*** GIVEN ENTRIES ***

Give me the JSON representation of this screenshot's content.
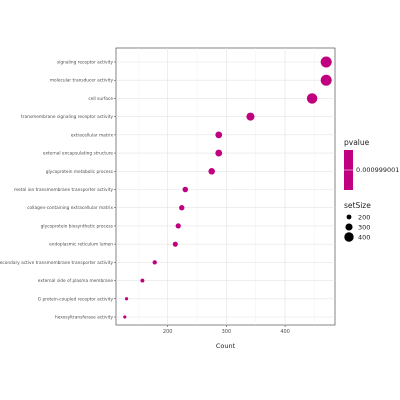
{
  "chart_data": {
    "type": "scatter",
    "xlabel": "Count",
    "xticks": [
      200,
      300,
      400
    ],
    "xlim": [
      112,
      485
    ],
    "grid": true,
    "categories": [
      "signaling receptor activity",
      "molecular transducer activity",
      "cell surface",
      "transmembrane signaling receptor activity",
      "extracellular matrix",
      "external encapsulating structure",
      "glycoprotein metabolic process",
      "metal ion transmembrane transporter activity",
      "collagen-containing extracellular matrix",
      "glycoprotein biosynthetic process",
      "endoplasmic reticulum lumen",
      "secondary active transmembrane transporter activity",
      "external side of plasma membrane",
      "G protein-coupled receptor activity",
      "hexosyltransferase activity"
    ],
    "values": [
      470,
      470,
      446,
      341,
      287,
      287,
      275,
      230,
      224,
      218,
      213,
      178,
      157,
      130,
      127
    ],
    "setSize": [
      470,
      470,
      446,
      341,
      287,
      287,
      275,
      230,
      224,
      218,
      213,
      178,
      157,
      130,
      127
    ],
    "pvalue_color": "#c0007f",
    "legend": {
      "pvalue_title": "pvalue",
      "pvalue_label": "0.000999001",
      "size_title": "setSize",
      "size_values": [
        200,
        300,
        400
      ]
    }
  }
}
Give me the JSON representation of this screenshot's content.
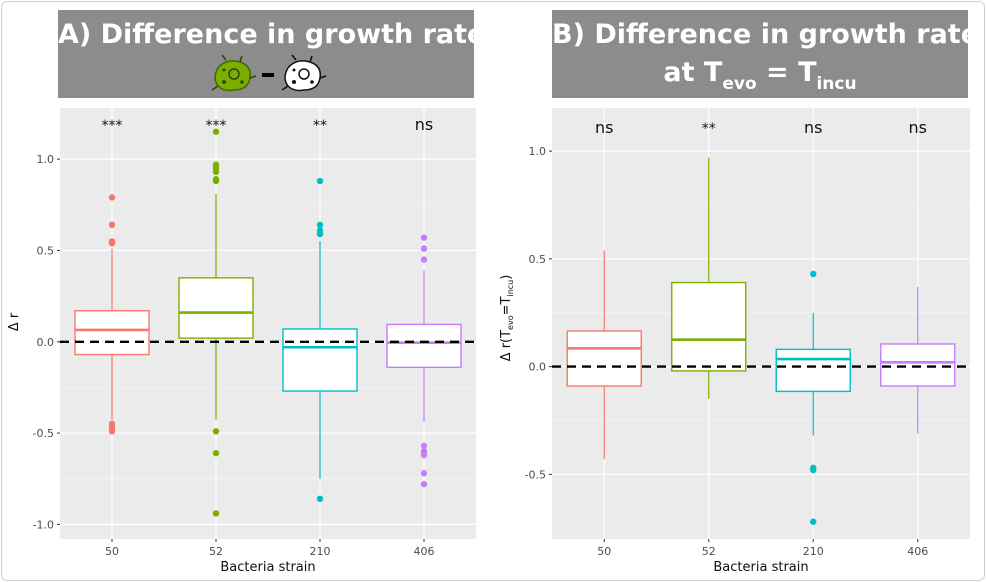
{
  "panel_a": {
    "title": "A) Difference in growth rate",
    "bacteria_icons": [
      "evolved-bacterium-icon",
      "ancestral-bacterium-icon"
    ],
    "colors": {
      "bg": "#8c8c8c",
      "panel_bg": "#ebebeb"
    }
  },
  "panel_b": {
    "title_line1": "B)  Difference in growth rate",
    "title_line2_prefix": "at T",
    "title_sub1": "evo",
    "title_eq": " = T",
    "title_sub2": "incu"
  },
  "chart_data": [
    {
      "type": "box",
      "title": "A) Difference in growth rate",
      "xlabel": "Bacteria strain",
      "ylabel": "Δ r",
      "ylim": [
        -1.08,
        1.28
      ],
      "yticks": [
        -1.0,
        -0.5,
        0.0,
        0.5,
        1.0
      ],
      "ytick_labels": [
        "-1.0",
        "-0.5",
        "0.0",
        "0.5",
        "1.0"
      ],
      "reference_line": 0,
      "categories": [
        "50",
        "52",
        "210",
        "406"
      ],
      "colors": [
        "#f8766d",
        "#7cae00",
        "#00bfc4",
        "#c77cff"
      ],
      "significance": [
        "***",
        "***",
        "**",
        "ns"
      ],
      "boxes": [
        {
          "q1": -0.07,
          "median": 0.065,
          "q3": 0.17,
          "whisker_low": -0.43,
          "whisker_high": 0.51,
          "outliers": [
            0.79,
            0.64,
            0.55,
            0.54,
            -0.45,
            -0.47,
            -0.49
          ]
        },
        {
          "q1": 0.02,
          "median": 0.16,
          "q3": 0.35,
          "whisker_low": -0.43,
          "whisker_high": 0.81,
          "outliers": [
            1.15,
            0.97,
            0.96,
            0.95,
            0.93,
            0.89,
            0.88,
            -0.49,
            -0.61,
            -0.94
          ]
        },
        {
          "q1": -0.27,
          "median": -0.03,
          "q3": 0.07,
          "whisker_low": -0.75,
          "whisker_high": 0.55,
          "outliers": [
            0.88,
            0.64,
            0.61,
            0.59,
            -0.86
          ]
        },
        {
          "q1": -0.14,
          "median": -0.005,
          "q3": 0.095,
          "whisker_low": -0.44,
          "whisker_high": 0.39,
          "outliers": [
            0.57,
            0.51,
            0.45,
            -0.57,
            -0.6,
            -0.62,
            -0.72,
            -0.78
          ]
        }
      ]
    },
    {
      "type": "box",
      "title": "B) Difference in growth rate at Tevo = Tincu",
      "xlabel": "Bacteria strain",
      "ylabel": "Δ r(Tevo=Tincu)",
      "ylim": [
        -0.8,
        1.2
      ],
      "yticks": [
        -0.5,
        0.0,
        0.5,
        1.0
      ],
      "ytick_labels": [
        "-0.5",
        "0.0",
        "0.5",
        "1.0"
      ],
      "reference_line": 0,
      "categories": [
        "50",
        "52",
        "210",
        "406"
      ],
      "colors": [
        "#f8766d",
        "#7cae00",
        "#00bfc4",
        "#c77cff"
      ],
      "significance": [
        "ns",
        "**",
        "ns",
        "ns"
      ],
      "boxes": [
        {
          "q1": -0.09,
          "median": 0.085,
          "q3": 0.165,
          "whisker_low": -0.43,
          "whisker_high": 0.54,
          "outliers": []
        },
        {
          "q1": -0.02,
          "median": 0.125,
          "q3": 0.39,
          "whisker_low": -0.15,
          "whisker_high": 0.97,
          "outliers": []
        },
        {
          "q1": -0.115,
          "median": 0.035,
          "q3": 0.08,
          "whisker_low": -0.32,
          "whisker_high": 0.25,
          "outliers": [
            0.43,
            -0.47,
            -0.48,
            -0.72
          ]
        },
        {
          "q1": -0.09,
          "median": 0.02,
          "q3": 0.105,
          "whisker_low": -0.31,
          "whisker_high": 0.37,
          "outliers": []
        }
      ]
    }
  ]
}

*** End of GIVEN ENTRIES ***

■ REQUIRED ACTION:
Quote the listing above in full, except for the pictures.

■ EXERCISE ANSWER:
Give me the JSON representation of this screenshot's content.
{
  "chart_data": {
    "type": "scatter",
    "xlabel": "Count",
    "xticks": [
      200,
      300,
      400
    ],
    "xlim": [
      112,
      485
    ],
    "grid": true,
    "categories": [
      "signaling receptor activity",
      "molecular transducer activity",
      "cell surface",
      "transmembrane signaling receptor activity",
      "extracellular matrix",
      "external encapsulating structure",
      "glycoprotein metabolic process",
      "metal ion transmembrane transporter activity",
      "collagen-containing extracellular matrix",
      "glycoprotein biosynthetic process",
      "endoplasmic reticulum lumen",
      "secondary active transmembrane transporter activity",
      "external side of plasma membrane",
      "G protein-coupled receptor activity",
      "hexosyltransferase activity"
    ],
    "values": [
      470,
      470,
      446,
      341,
      287,
      287,
      275,
      230,
      224,
      218,
      213,
      178,
      157,
      130,
      127
    ],
    "setSize": [
      470,
      470,
      446,
      341,
      287,
      287,
      275,
      230,
      224,
      218,
      213,
      178,
      157,
      130,
      127
    ],
    "pvalue_color": "#c0007f",
    "legend": {
      "pvalue_title": "pvalue",
      "pvalue_label": "0.000999001",
      "size_title": "setSize",
      "size_values": [
        200,
        300,
        400
      ]
    }
  }
}
Give me the JSON representation of this screenshot's content.
{
  "panel_a": {
    "title": "A) Difference in growth rate",
    "bacteria_icons": [
      "evolved-bacterium-icon",
      "ancestral-bacterium-icon"
    ],
    "colors": {
      "bg": "#8c8c8c",
      "panel_bg": "#ebebeb"
    }
  },
  "panel_b": {
    "title_line1": "B)  Difference in growth rate",
    "title_line2_prefix": "at T",
    "title_sub1": "evo",
    "title_eq": " = T",
    "title_sub2": "incu"
  },
  "chart_data": [
    {
      "type": "box",
      "title": "A) Difference in growth rate",
      "xlabel": "Bacteria strain",
      "ylabel": "Δ r",
      "ylim": [
        -1.08,
        1.28
      ],
      "yticks": [
        -1.0,
        -0.5,
        0.0,
        0.5,
        1.0
      ],
      "ytick_labels": [
        "-1.0",
        "-0.5",
        "0.0",
        "0.5",
        "1.0"
      ],
      "reference_line": 0,
      "categories": [
        "50",
        "52",
        "210",
        "406"
      ],
      "colors": [
        "#f8766d",
        "#7cae00",
        "#00bfc4",
        "#c77cff"
      ],
      "significance": [
        "***",
        "***",
        "**",
        "ns"
      ],
      "boxes": [
        {
          "q1": -0.07,
          "median": 0.065,
          "q3": 0.17,
          "whisker_low": -0.43,
          "whisker_high": 0.51,
          "outliers": [
            0.79,
            0.64,
            0.55,
            0.54,
            -0.45,
            -0.47,
            -0.49
          ]
        },
        {
          "q1": 0.02,
          "median": 0.16,
          "q3": 0.35,
          "whisker_low": -0.43,
          "whisker_high": 0.81,
          "outliers": [
            1.15,
            0.97,
            0.96,
            0.95,
            0.93,
            0.89,
            0.88,
            -0.49,
            -0.61,
            -0.94
          ]
        },
        {
          "q1": -0.27,
          "median": -0.03,
          "q3": 0.07,
          "whisker_low": -0.75,
          "whisker_high": 0.55,
          "outliers": [
            0.88,
            0.64,
            0.61,
            0.59,
            -0.86
          ]
        },
        {
          "q1": -0.14,
          "median": -0.005,
          "q3": 0.095,
          "whisker_low": -0.44,
          "whisker_high": 0.39,
          "outliers": [
            0.57,
            0.51,
            0.45,
            -0.57,
            -0.6,
            -0.62,
            -0.72,
            -0.78
          ]
        }
      ]
    },
    {
      "type": "box",
      "title": "B) Difference in growth rate at Tevo = Tincu",
      "xlabel": "Bacteria strain",
      "ylabel": "Δ r(Tevo=Tincu)",
      "ylim": [
        -0.8,
        1.2
      ],
      "yticks": [
        -0.5,
        0.0,
        0.5,
        1.0
      ],
      "ytick_labels": [
        "-0.5",
        "0.0",
        "0.5",
        "1.0"
      ],
      "reference_line": 0,
      "categories": [
        "50",
        "52",
        "210",
        "406"
      ],
      "colors": [
        "#f8766d",
        "#7cae00",
        "#00bfc4",
        "#c77cff"
      ],
      "significance": [
        "ns",
        "**",
        "ns",
        "ns"
      ],
      "boxes": [
        {
          "q1": -0.09,
          "median": 0.085,
          "q3": 0.165,
          "whisker_low": -0.43,
          "whisker_high": 0.54,
          "outliers": []
        },
        {
          "q1": -0.02,
          "median": 0.125,
          "q3": 0.39,
          "whisker_low": -0.15,
          "whisker_high": 0.97,
          "outliers": []
        },
        {
          "q1": -0.115,
          "median": 0.035,
          "q3": 0.08,
          "whisker_low": -0.32,
          "whisker_high": 0.25,
          "outliers": [
            0.43,
            -0.47,
            -0.48,
            -0.72
          ]
        },
        {
          "q1": -0.09,
          "median": 0.02,
          "q3": 0.105,
          "whisker_low": -0.31,
          "whisker_high": 0.37,
          "outliers": []
        }
      ]
    }
  ]
}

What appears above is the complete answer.